▶

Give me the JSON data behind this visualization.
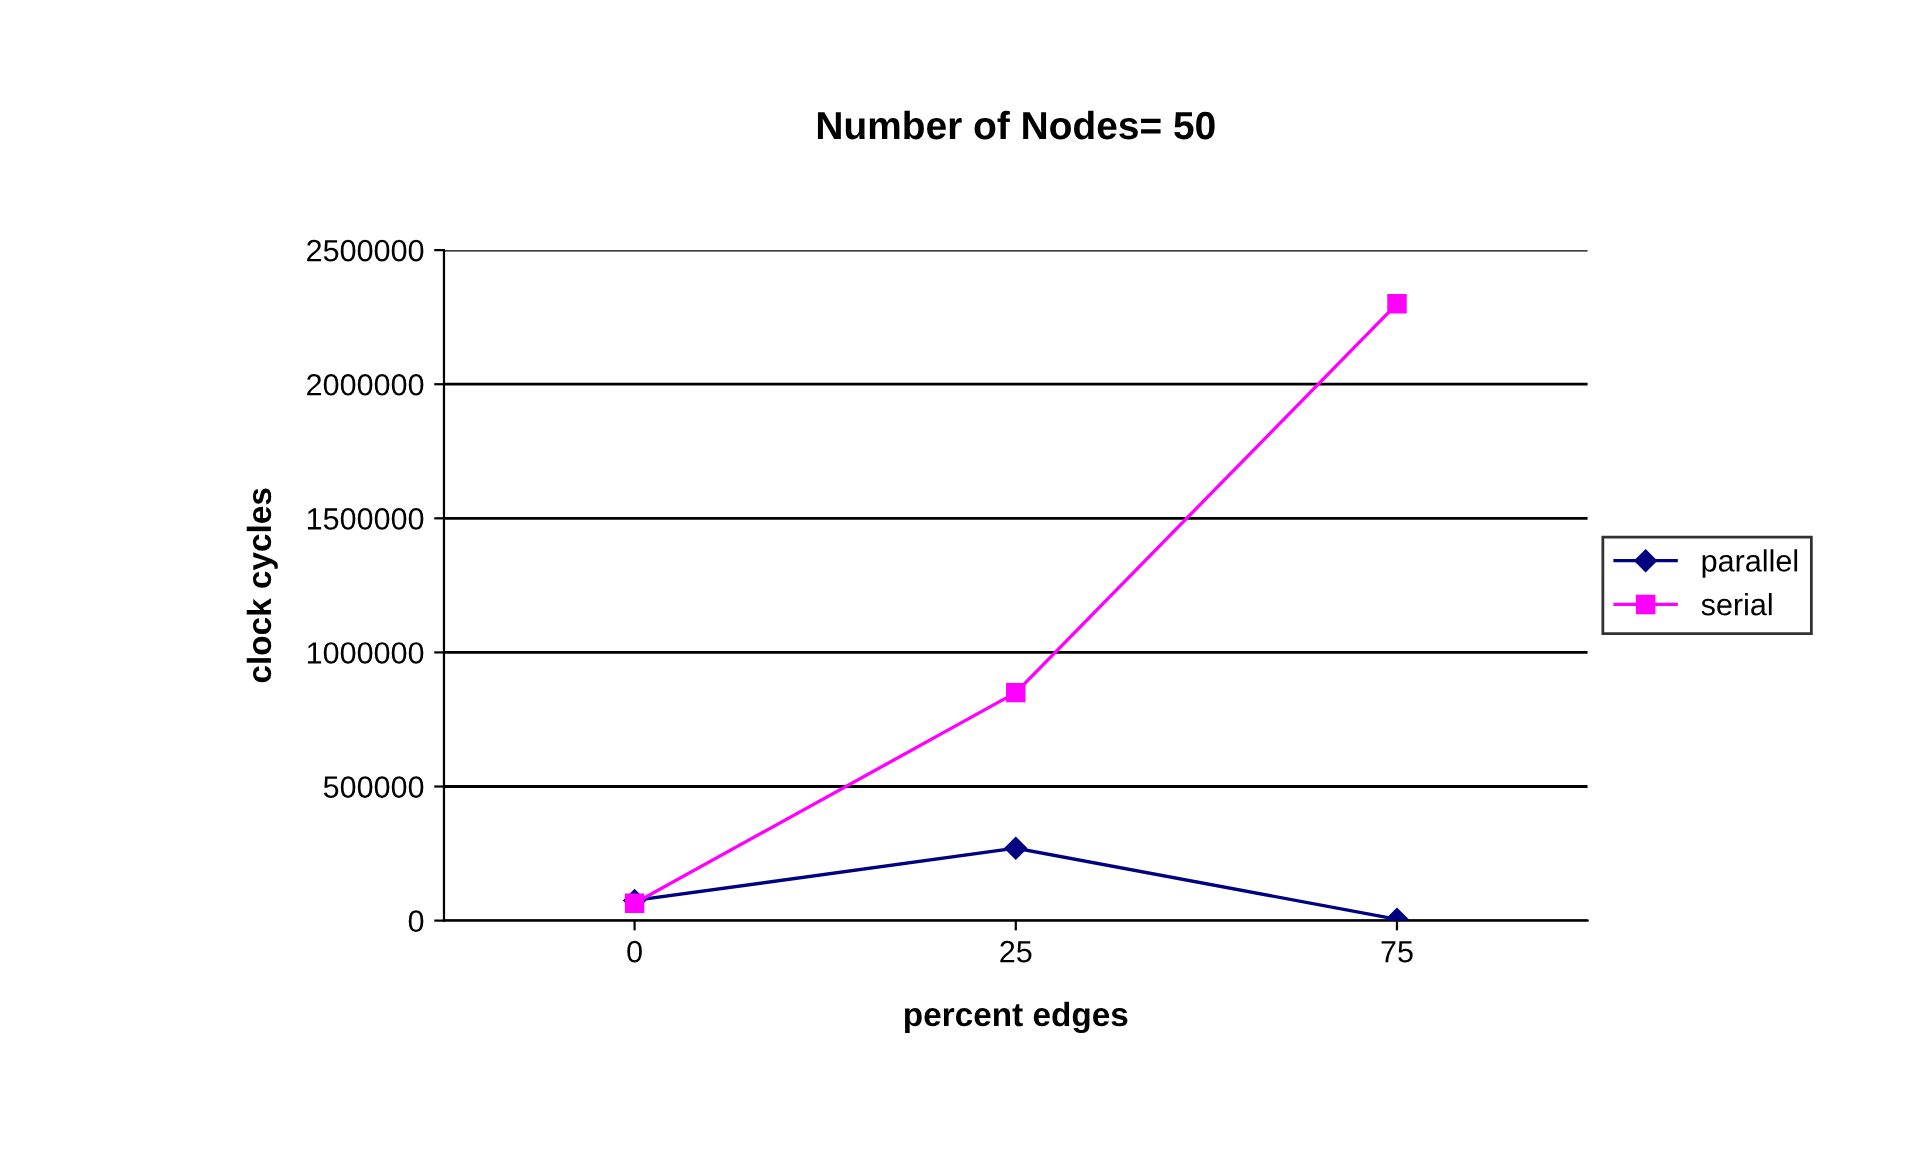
{
  "chart_data": {
    "type": "line",
    "title": "Number of Nodes= 50",
    "xlabel": "percent edges",
    "ylabel": "clock cycles",
    "categories": [
      "0",
      "25",
      "75"
    ],
    "series": [
      {
        "name": "parallel",
        "color": "#000080",
        "marker": "diamond",
        "values": [
          75000,
          270000,
          5000
        ]
      },
      {
        "name": "serial",
        "color": "#ff00ff",
        "marker": "square",
        "values": [
          65000,
          850000,
          2300000
        ]
      }
    ],
    "ylim": [
      0,
      2500000
    ],
    "yticks": [
      0,
      500000,
      1000000,
      1500000,
      2000000,
      2500000
    ],
    "grid": "y",
    "legend": "right",
    "line_style": "solid"
  }
}
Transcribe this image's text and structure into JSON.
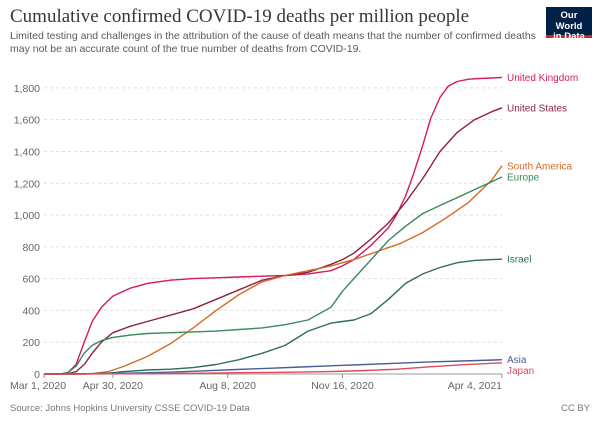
{
  "header": {
    "title": "Cumulative confirmed COVID-19 deaths per million people",
    "subtitle": "Limited testing and challenges in the attribution of the cause of death means that the number of confirmed deaths may not be an accurate count of the true number of deaths from COVID-19.",
    "logo_line1": "Our World",
    "logo_line2": "in Data"
  },
  "footer": {
    "source": "Source: Johns Hopkins University CSSE COVID-19 Data",
    "license": "CC BY"
  },
  "colors": {
    "United Kingdom": "#d6195b",
    "United States": "#8c2340",
    "South America": "#d46a26",
    "Europe": "#3a8a5a",
    "Israel": "#2d6e58",
    "Asia": "#4a5d99",
    "Japan": "#e04a5a",
    "grid": "#dddddd",
    "logo_bg": "#002147",
    "logo_accent": "#ce261e"
  },
  "chart_data": {
    "type": "line",
    "xlabel": "",
    "ylabel": "",
    "x_ticks": [
      "Mar 1, 2020",
      "Apr 30, 2020",
      "Aug 8, 2020",
      "Nov 16, 2020",
      "Apr 4, 2021"
    ],
    "x_tick_days": [
      0,
      60,
      160,
      260,
      399
    ],
    "xlim": [
      0,
      399
    ],
    "ylim": [
      0,
      1900
    ],
    "y_ticks": [
      0,
      200,
      400,
      600,
      800,
      1000,
      1200,
      1400,
      1600,
      1800
    ],
    "y_tick_labels": [
      "0",
      "200",
      "400",
      "600",
      "800",
      "1,000",
      "1,200",
      "1,400",
      "1,600",
      "1,800"
    ],
    "grid": "horizontal dashed",
    "labels": "right end of each line",
    "series": [
      {
        "name": "United Kingdom",
        "x": [
          0,
          14,
          21,
          28,
          35,
          42,
          50,
          60,
          75,
          90,
          110,
          130,
          150,
          170,
          190,
          210,
          230,
          250,
          260,
          270,
          285,
          300,
          307,
          315,
          322,
          330,
          337,
          345,
          352,
          360,
          370,
          380,
          390,
          399
        ],
        "y": [
          0,
          0,
          10,
          60,
          200,
          330,
          420,
          490,
          540,
          570,
          590,
          600,
          605,
          610,
          615,
          620,
          630,
          650,
          680,
          720,
          810,
          920,
          1000,
          1120,
          1260,
          1440,
          1610,
          1740,
          1810,
          1840,
          1855,
          1860,
          1862,
          1866
        ]
      },
      {
        "name": "United States",
        "x": [
          0,
          14,
          21,
          28,
          35,
          42,
          50,
          60,
          75,
          90,
          110,
          130,
          150,
          170,
          190,
          210,
          230,
          250,
          260,
          270,
          285,
          300,
          315,
          330,
          345,
          360,
          375,
          390,
          399
        ],
        "y": [
          0,
          0,
          2,
          15,
          60,
          130,
          200,
          260,
          300,
          330,
          370,
          410,
          470,
          530,
          590,
          620,
          640,
          690,
          720,
          760,
          850,
          950,
          1080,
          1230,
          1400,
          1520,
          1600,
          1650,
          1675
        ]
      },
      {
        "name": "South America",
        "x": [
          0,
          14,
          28,
          42,
          56,
          70,
          90,
          110,
          130,
          150,
          170,
          190,
          210,
          230,
          250,
          270,
          290,
          310,
          330,
          350,
          370,
          390,
          399
        ],
        "y": [
          0,
          0,
          0,
          2,
          15,
          50,
          110,
          190,
          290,
          400,
          500,
          580,
          620,
          650,
          680,
          720,
          770,
          820,
          890,
          980,
          1080,
          1220,
          1310
        ]
      },
      {
        "name": "Europe",
        "x": [
          0,
          14,
          21,
          28,
          35,
          42,
          50,
          60,
          75,
          90,
          110,
          130,
          150,
          170,
          190,
          210,
          230,
          250,
          260,
          270,
          285,
          300,
          315,
          330,
          345,
          360,
          375,
          390,
          399
        ],
        "y": [
          0,
          0,
          10,
          50,
          130,
          180,
          210,
          230,
          245,
          255,
          260,
          265,
          270,
          280,
          290,
          310,
          340,
          420,
          520,
          600,
          720,
          840,
          930,
          1010,
          1060,
          1110,
          1160,
          1210,
          1240
        ]
      },
      {
        "name": "Israel",
        "x": [
          0,
          28,
          42,
          56,
          70,
          90,
          110,
          130,
          150,
          170,
          190,
          210,
          230,
          250,
          260,
          270,
          285,
          300,
          315,
          330,
          345,
          360,
          375,
          390,
          399
        ],
        "y": [
          0,
          0,
          1,
          5,
          15,
          25,
          30,
          40,
          60,
          90,
          130,
          180,
          270,
          320,
          330,
          340,
          380,
          470,
          570,
          630,
          670,
          700,
          715,
          720,
          722
        ]
      },
      {
        "name": "Asia",
        "x": [
          0,
          28,
          56,
          84,
          112,
          140,
          168,
          196,
          224,
          252,
          280,
          308,
          336,
          364,
          392,
          399
        ],
        "y": [
          0,
          1,
          3,
          6,
          12,
          20,
          28,
          36,
          44,
          52,
          60,
          68,
          76,
          82,
          88,
          90
        ]
      },
      {
        "name": "Japan",
        "x": [
          0,
          28,
          56,
          84,
          112,
          140,
          168,
          196,
          224,
          252,
          280,
          308,
          336,
          364,
          392,
          399
        ],
        "y": [
          0,
          0,
          1,
          2,
          3,
          5,
          8,
          10,
          12,
          16,
          22,
          30,
          45,
          58,
          68,
          70
        ]
      }
    ]
  }
}
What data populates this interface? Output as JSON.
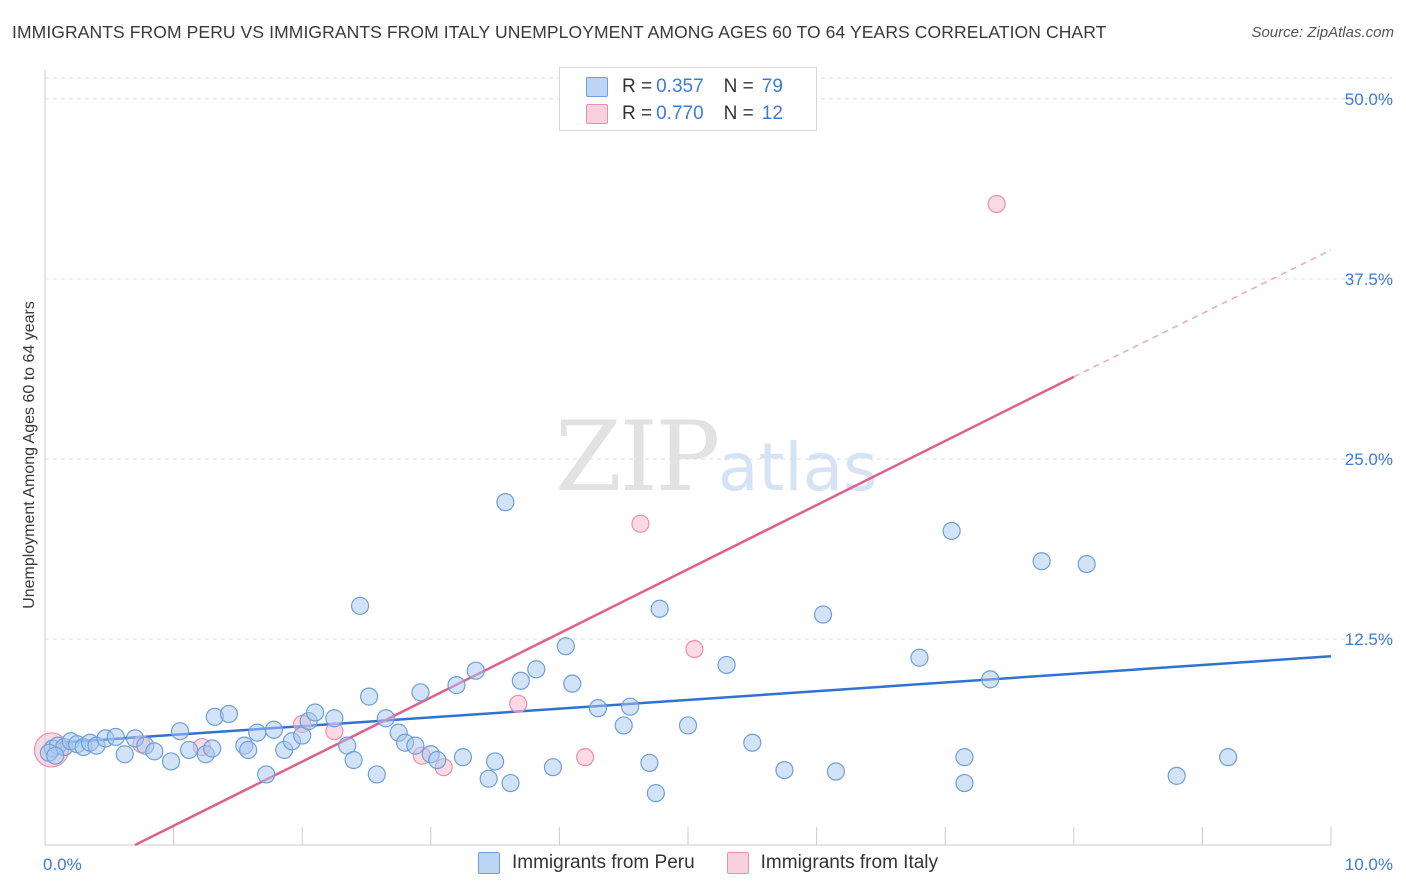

◀

## Instructions for the task
Output the records above exactly as they are, leaving out the pictures.

## Answer for the task
Give me the JSON data behind this visualization.
{
  "chart_data": {
    "type": "line",
    "title": "Number of Nodes= 50",
    "xlabel": "percent edges",
    "ylabel": "clock cycles",
    "categories": [
      "0",
      "25",
      "75"
    ],
    "series": [
      {
        "name": "parallel",
        "color": "#000080",
        "marker": "diamond",
        "values": [
          75000,
          270000,
          5000
        ]
      },
      {
        "name": "serial",
        "color": "#ff00ff",
        "marker": "square",
        "values": [
          65000,
          850000,
          2300000
        ]
      }
    ],
    "ylim": [
      0,
      2500000
    ],
    "yticks": [
      0,
      500000,
      1000000,
      1500000,
      2000000,
      2500000
    ],
    "grid": "y",
    "legend": "right",
    "line_style": "solid"
  }
}
Transcribe this image's text and structure into JSON.
{
  "header": {
    "title": "Cumulative confirmed COVID-19 deaths per million people",
    "subtitle": "Limited testing and challenges in the attribution of the cause of death means that the number of confirmed deaths may not be an accurate count of the true number of deaths from COVID-19.",
    "logo_line1": "Our World",
    "logo_line2": "in Data"
  },
  "footer": {
    "source": "Source: Johns Hopkins University CSSE COVID-19 Data",
    "license": "CC BY"
  },
  "colors": {
    "United Kingdom": "#d6195b",
    "United States": "#8c2340",
    "South America": "#d46a26",
    "Europe": "#3a8a5a",
    "Israel": "#2d6e58",
    "Asia": "#4a5d99",
    "Japan": "#e04a5a",
    "grid": "#dddddd",
    "logo_bg": "#002147",
    "logo_accent": "#ce261e"
  },
  "chart_data": {
    "type": "line",
    "xlabel": "",
    "ylabel": "",
    "x_ticks": [
      "Mar 1, 2020",
      "Apr 30, 2020",
      "Aug 8, 2020",
      "Nov 16, 2020",
      "Apr 4, 2021"
    ],
    "x_tick_days": [
      0,
      60,
      160,
      260,
      399
    ],
    "xlim": [
      0,
      399
    ],
    "ylim": [
      0,
      1900
    ],
    "y_ticks": [
      0,
      200,
      400,
      600,
      800,
      1000,
      1200,
      1400,
      1600,
      1800
    ],
    "y_tick_labels": [
      "0",
      "200",
      "400",
      "600",
      "800",
      "1,000",
      "1,200",
      "1,400",
      "1,600",
      "1,800"
    ],
    "grid": "horizontal dashed",
    "labels": "right end of each line",
    "series": [
      {
        "name": "United Kingdom",
        "x": [
          0,
          14,
          21,
          28,
          35,
          42,
          50,
          60,
          75,
          90,
          110,
          130,
          150,
          170,
          190,
          210,
          230,
          250,
          260,
          270,
          285,
          300,
          307,
          315,
          322,
          330,
          337,
          345,
          352,
          360,
          370,
          380,
          390,
          399
        ],
        "y": [
          0,
          0,
          10,
          60,
          200,
          330,
          420,
          490,
          540,
          570,
          590,
          600,
          605,
          610,
          615,
          620,
          630,
          650,
          680,
          720,
          810,
          920,
          1000,
          1120,
          1260,
          1440,
          1610,
          1740,
          1810,
          1840,
          1855,
          1860,
          1862,
          1866
        ]
      },
      {
        "name": "United States",
        "x": [
          0,
          14,
          21,
          28,
          35,
          42,
          50,
          60,
          75,
          90,
          110,
          130,
          150,
          170,
          190,
          210,
          230,
          250,
          260,
          270,
          285,
          300,
          315,
          330,
          345,
          360,
          375,
          390,
          399
        ],
        "y": [
          0,
          0,
          2,
          15,
          60,
          130,
          200,
          260,
          300,
          330,
          370,
          410,
          470,
          530,
          590,
          620,
          640,
          690,
          720,
          760,
          850,
          950,
          1080,
          1230,
          1400,
          1520,
          1600,
          1650,
          1675
        ]
      },
      {
        "name": "South America",
        "x": [
          0,
          14,
          28,
          42,
          56,
          70,
          90,
          110,
          130,
          150,
          170,
          190,
          210,
          230,
          250,
          270,
          290,
          310,
          330,
          350,
          370,
          390,
          399
        ],
        "y": [
          0,
          0,
          0,
          2,
          15,
          50,
          110,
          190,
          290,
          400,
          500,
          580,
          620,
          650,
          680,
          720,
          770,
          820,
          890,
          980,
          1080,
          1220,
          1310
        ]
      },
      {
        "name": "Europe",
        "x": [
          0,
          14,
          21,
          28,
          35,
          42,
          50,
          60,
          75,
          90,
          110,
          130,
          150,
          170,
          190,
          210,
          230,
          250,
          260,
          270,
          285,
          300,
          315,
          330,
          345,
          360,
          375,
          390,
          399
        ],
        "y": [
          0,
          0,
          10,
          50,
          130,
          180,
          210,
          230,
          245,
          255,
          260,
          265,
          270,
          280,
          290,
          310,
          340,
          420,
          520,
          600,
          720,
          840,
          930,
          1010,
          1060,
          1110,
          1160,
          1210,
          1240
        ]
      },
      {
        "name": "Israel",
        "x": [
          0,
          28,
          42,
          56,
          70,
          90,
          110,
          130,
          150,
          170,
          190,
          210,
          230,
          250,
          260,
          270,
          285,
          300,
          315,
          330,
          345,
          360,
          375,
          390,
          399
        ],
        "y": [
          0,
          0,
          1,
          5,
          15,
          25,
          30,
          40,
          60,
          90,
          130,
          180,
          270,
          320,
          330,
          340,
          380,
          470,
          570,
          630,
          670,
          700,
          715,
          720,
          722
        ]
      },
      {
        "name": "Asia",
        "x": [
          0,
          28,
          56,
          84,
          112,
          140,
          168,
          196,
          224,
          252,
          280,
          308,
          336,
          364,
          392,
          399
        ],
        "y": [
          0,
          1,
          3,
          6,
          12,
          20,
          28,
          36,
          44,
          52,
          60,
          68,
          76,
          82,
          88,
          90
        ]
      },
      {
        "name": "Japan",
        "x": [
          0,
          28,
          56,
          84,
          112,
          140,
          168,
          196,
          224,
          252,
          280,
          308,
          336,
          364,
          392,
          399
        ],
        "y": [
          0,
          0,
          1,
          2,
          3,
          5,
          8,
          10,
          12,
          16,
          22,
          30,
          45,
          58,
          68,
          70
        ]
      }
    ]
  }
}
What data populates this interface? Output as JSON.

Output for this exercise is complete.